---- TEXT PASSAGE

Upon installation of various actuators and/or sensors in a building and/or in a facility, these devices require commissioning and/or tests. That is, someone searches the various parts of a building for all the actuators and/or sensors. The commissioning personnel then record their identifications and their locations. The commissioning personnel can, for instance, create a table with device addresses and with device locations.

This known process of commissioning and/or testing has a number of shortcomings. The commissioning and/or test personnel searching for devices can, by way of example, miss one of the actuators and/or miss one of the sensors. The personnel can spend long hours searching for devices that are not obvious to find. Further, the personnel can make a mistake in writing down an address of an actuator or of a sensor. All those issues typically involve cost penalties and/or delays.

A European patent application EP3156858A1 deals with commissioning of sensors and actuators in buildings. More specifically, pairs of sensors and actuators are identified based on correlation coefficients. The correlation coefficients are calculated based on the settings and on the readings obtained from the actuators and from the sensors, respectively.

More than a hundred pumps and/or valves and/or heat meters are installed in some buildings. Tests of such buildings then turn into arduous and time-consuming exercises. Due to complexity, the odds of making mistakes during the test of such buildings are high.

SUMMARY

The present disclosure describes systems and/or method for commissioning and testing of commercial and/or industrial and/or residential structures. The teachings of the present disclosure may be used for semi-automated commissioning and/or tests. The semi-automated commissioning and/or the tests of this disclosure alleviate fault detection in buildings.

For example, some embodiments include a method of detecting faults in a structure (1) having a data network and at least one first actuator (3a-3h, 4a-4e) connecting to the data network, and having first and second sensors (5a-5h), each sensor (5a-5h) connecting to the data network, the method comprising: obtaining via the data network from the at least one first actuator (3a-3h, 4a-4e) one or more signals indicative of a test operating mode and/or of a test operating state and from each of the first and second sensors (5a-5h) one or more signals indicative of a time series of test readings; producing a test operating mode and/or a test operating state from the one or more signals indicative of a test operating mode and/or of a test operating state and a first time series of test values from the one or more signals obtained from the first sensor (5a-5h) and a second time series of test values from the one or more signals obtained from the second sensor (5a-5h); searching for the test operating mode and/or for the test operating state in a first list, and searching for the first and second sensors (5a-5h) in a second list; if the test operation mode is found in the first list and the first and second sensors (5a-5h) are found in the second list: determining a test numerical measure s between the first time series of test values and the second time series of test values, the test numerical measure s being a predefined constant when the first time series of test values matches the second time series of test values and otherwise deviating from the predefined constant; determining a test deviation of the test numerical measure s from the predefined constant; if the test deviation exceeds a test threshold value: producing fault data based on the test deviation; and using the fault data to alert a user and/or an operator.

In some embodiments, the method comprises one or more iterations of: determining a distance d between the first time series of test values and the second time series of test values; rescaling the determined distance d between the first time series of test values and the second time series of test values; and adding the rescaled distance between the first time series of test values and the second time series of test values to or subtracting the rescaled distance between the first time series of test values and the second time series of test values from the test numerical measure S.

--------
---- SUPPLIED INFORMATION

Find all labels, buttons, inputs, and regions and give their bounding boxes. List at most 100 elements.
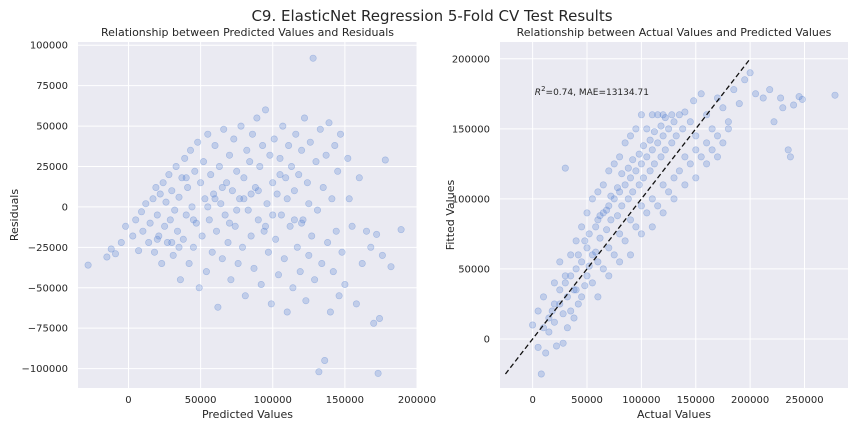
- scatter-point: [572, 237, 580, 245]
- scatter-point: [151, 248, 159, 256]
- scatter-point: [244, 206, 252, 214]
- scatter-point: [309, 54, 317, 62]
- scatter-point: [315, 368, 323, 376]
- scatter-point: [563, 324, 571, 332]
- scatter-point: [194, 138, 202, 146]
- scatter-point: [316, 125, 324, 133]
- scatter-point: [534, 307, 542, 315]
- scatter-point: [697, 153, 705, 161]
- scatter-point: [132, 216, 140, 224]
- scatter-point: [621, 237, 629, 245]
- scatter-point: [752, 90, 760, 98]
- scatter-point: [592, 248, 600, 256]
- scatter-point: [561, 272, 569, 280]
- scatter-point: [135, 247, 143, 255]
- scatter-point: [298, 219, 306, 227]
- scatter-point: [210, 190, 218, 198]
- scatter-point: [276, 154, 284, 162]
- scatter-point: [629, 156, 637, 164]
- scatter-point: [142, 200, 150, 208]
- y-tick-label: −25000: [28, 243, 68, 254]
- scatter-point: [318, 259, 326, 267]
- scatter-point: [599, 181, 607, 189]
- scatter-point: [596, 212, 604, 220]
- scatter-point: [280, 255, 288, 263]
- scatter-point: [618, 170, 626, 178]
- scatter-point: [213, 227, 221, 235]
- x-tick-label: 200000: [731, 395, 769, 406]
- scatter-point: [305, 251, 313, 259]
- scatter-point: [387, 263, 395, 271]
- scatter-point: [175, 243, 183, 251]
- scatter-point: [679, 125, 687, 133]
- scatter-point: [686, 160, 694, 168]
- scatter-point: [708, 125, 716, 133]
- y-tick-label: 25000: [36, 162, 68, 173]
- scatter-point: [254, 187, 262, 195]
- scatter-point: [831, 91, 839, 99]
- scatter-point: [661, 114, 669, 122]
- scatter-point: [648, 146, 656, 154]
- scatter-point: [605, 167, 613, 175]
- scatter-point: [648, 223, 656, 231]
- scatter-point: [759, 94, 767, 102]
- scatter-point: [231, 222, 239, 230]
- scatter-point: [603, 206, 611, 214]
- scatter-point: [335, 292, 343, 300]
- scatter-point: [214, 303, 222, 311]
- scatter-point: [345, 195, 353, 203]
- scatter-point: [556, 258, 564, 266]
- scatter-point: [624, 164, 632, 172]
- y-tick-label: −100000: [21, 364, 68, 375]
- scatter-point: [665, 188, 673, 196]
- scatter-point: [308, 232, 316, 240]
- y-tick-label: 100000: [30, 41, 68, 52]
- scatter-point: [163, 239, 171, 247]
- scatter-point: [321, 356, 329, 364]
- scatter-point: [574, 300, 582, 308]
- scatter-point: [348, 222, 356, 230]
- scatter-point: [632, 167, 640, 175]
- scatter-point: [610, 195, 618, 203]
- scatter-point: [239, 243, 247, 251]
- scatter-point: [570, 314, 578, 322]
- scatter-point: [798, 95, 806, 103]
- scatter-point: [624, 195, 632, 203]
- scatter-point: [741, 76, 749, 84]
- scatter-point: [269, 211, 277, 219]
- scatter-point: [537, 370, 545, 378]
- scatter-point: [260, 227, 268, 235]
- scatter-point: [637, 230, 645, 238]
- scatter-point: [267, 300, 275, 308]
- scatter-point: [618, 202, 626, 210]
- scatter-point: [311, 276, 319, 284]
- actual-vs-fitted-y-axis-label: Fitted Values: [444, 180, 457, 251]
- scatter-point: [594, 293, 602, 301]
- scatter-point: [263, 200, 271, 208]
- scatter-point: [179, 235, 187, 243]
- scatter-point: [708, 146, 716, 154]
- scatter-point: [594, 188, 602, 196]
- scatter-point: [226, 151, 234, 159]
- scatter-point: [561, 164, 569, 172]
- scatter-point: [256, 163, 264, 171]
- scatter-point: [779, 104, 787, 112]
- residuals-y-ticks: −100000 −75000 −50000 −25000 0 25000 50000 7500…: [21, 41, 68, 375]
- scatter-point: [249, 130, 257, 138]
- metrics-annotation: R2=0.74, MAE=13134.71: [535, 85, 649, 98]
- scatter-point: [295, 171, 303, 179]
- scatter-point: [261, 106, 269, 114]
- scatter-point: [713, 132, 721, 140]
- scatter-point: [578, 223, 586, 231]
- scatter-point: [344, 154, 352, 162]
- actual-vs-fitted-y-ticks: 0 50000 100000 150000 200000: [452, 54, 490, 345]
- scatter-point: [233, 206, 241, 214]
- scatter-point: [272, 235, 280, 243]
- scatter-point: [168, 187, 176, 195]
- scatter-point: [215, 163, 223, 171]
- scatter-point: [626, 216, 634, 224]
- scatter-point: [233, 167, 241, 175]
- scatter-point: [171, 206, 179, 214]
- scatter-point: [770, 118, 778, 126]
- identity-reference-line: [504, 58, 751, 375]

--------

PROBLEM REQUIREMENTS:
Can you continue the building commissioning text from its last sentence? The lines here have no connection to the building commissioning text.

RESULT:
In some embodiments, the method comprises one or more iterations of: applying a moving window filter to the first time series of test values to obtain a first filtered test value; applying the moving window filter to the second time series of test values to obtain a second filtered test value; determining a distance d between the first filtered test value and the second filtered test value; rescaling the determined distance d between the first filtered test value and the second filtered test value; and adding the rescaled distance to or subtracting the rescaled distance from the test numerical measure s.

In some embodiments, each iteration comprises: comparing the determined distance d to a distance threshold value; and if the determined distance d exceeds the distance threshold value: using a first multiplicative factor c₁to rescale the determined distance d; otherwise: using a second multiplicative factor c₂to rescale the determined distance d; wherein the first multiplicative factor c₁is different from the second multiplicative factor c₂.

In some embodiments, the method comprises if the test deviation exceeds the test threshold value: producing the fault data based on the test deviation and based on at least one of: the at least one first actuator (3a-3h, 4a-4e), the first sensor (5a-5h), the second sensor (5a-5h), and the test numerical measure s.

In some embodiments, the method comprises: obtaining via the data network from the at least one first actuator (3a-3h, 4a-4e) one or more signals indicative of an initial operating mode and/or of an initial operating state and from each of the first and second sensors (5a-5h) one or more signals indicative of a time series of initiation readings; producing an initial operating mode and/or an initial operating state from the one or more signals indicative of an initial operating mode and/or of an initial operating state and a first time series of initiation values from the one or more signals indicative of a time series of initiation readings obtained from the first sensor (5a-5h) and a second time series of initiation values from the one or more signals indicative of a time series of initiation readings obtained from the second sensor (5a-5h); and determining an initial numerical measure s between the first time series of initiation values and the second time series of initiation values, the initial numerical measure s being the predefined constant when the first time series of initiation values matches the second time series of initiation values and otherwise deviating from the predefined constant.

In some embodiments, the method comprises one or more iterations of: determining a distance d between the first time series of initiation values and the second time series of initiation values; rescaling the determined distance d between the first time series of initiation values and the second time series of initiation values; and adding the rescaled distance between the first time series of initiation values and the second time series of initiation values to or subtracting the rescaled distance between the first time series of initiation values and the second time series of initiation values from the initial numerical measure s.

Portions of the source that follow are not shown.